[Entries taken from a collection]
▬▬▬▬▬▬▬▬▬▬

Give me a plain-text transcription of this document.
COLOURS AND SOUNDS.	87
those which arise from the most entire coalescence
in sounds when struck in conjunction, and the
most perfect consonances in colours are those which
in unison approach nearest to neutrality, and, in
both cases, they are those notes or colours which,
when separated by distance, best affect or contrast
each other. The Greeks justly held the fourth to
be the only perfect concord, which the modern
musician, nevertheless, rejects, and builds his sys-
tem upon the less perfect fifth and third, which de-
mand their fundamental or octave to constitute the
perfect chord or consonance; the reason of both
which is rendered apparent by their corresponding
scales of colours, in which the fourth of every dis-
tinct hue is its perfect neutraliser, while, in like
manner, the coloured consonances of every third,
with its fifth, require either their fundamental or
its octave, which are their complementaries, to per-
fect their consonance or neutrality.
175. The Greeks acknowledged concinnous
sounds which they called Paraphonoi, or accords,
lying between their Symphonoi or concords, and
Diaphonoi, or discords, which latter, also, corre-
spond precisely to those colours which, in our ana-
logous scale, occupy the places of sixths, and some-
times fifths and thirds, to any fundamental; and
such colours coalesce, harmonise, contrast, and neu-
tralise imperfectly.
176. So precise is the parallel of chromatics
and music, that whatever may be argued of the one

▬▬▬▬▬▬▬▬▬▬

Without omitting anything, output the entries exactly.

Give me a plain-text transcription of this document.
COLOURS AND SOUNDS.	87
those which arise from the most entire coalescence
in sounds when struck in conjunction, and the
most perfect consonances in colours are those which
in unison approach nearest to neutrality, and, in
both cases, they are those notes or colours which,
when separated by distance, best affect or contrast
each other. The Greeks justly held the fourth to
be the only perfect concord, which the modern
musician, nevertheless, rejects, and builds his sys-
tem upon the less perfect fifth and third, which de-
mand their fundamental or octave to constitute the
perfect chord or consonance; the reason of both
which is rendered apparent by their corresponding
scales of colours, in which the fourth of every dis-
tinct hue is its perfect neutraliser, while, in like
manner, the coloured consonances of every third,
with its fifth, require either their fundamental or
its octave, which are their complementaries, to per-
fect their consonance or neutrality.
175. The Greeks acknowledged concinnous
sounds which they called Paraphonoi, or accords,
lying between their Symphonoi or concords, and
Diaphonoi, or discords, which latter, also, corre-
spond precisely to those colours which, in our ana-
logous scale, occupy the places of sixths, and some-
times fifths and thirds, to any fundamental; and
such colours coalesce, harmonise, contrast, and neu-
tralise imperfectly.
176. So precise is the parallel of chromatics
and music, that whatever may be argued of the one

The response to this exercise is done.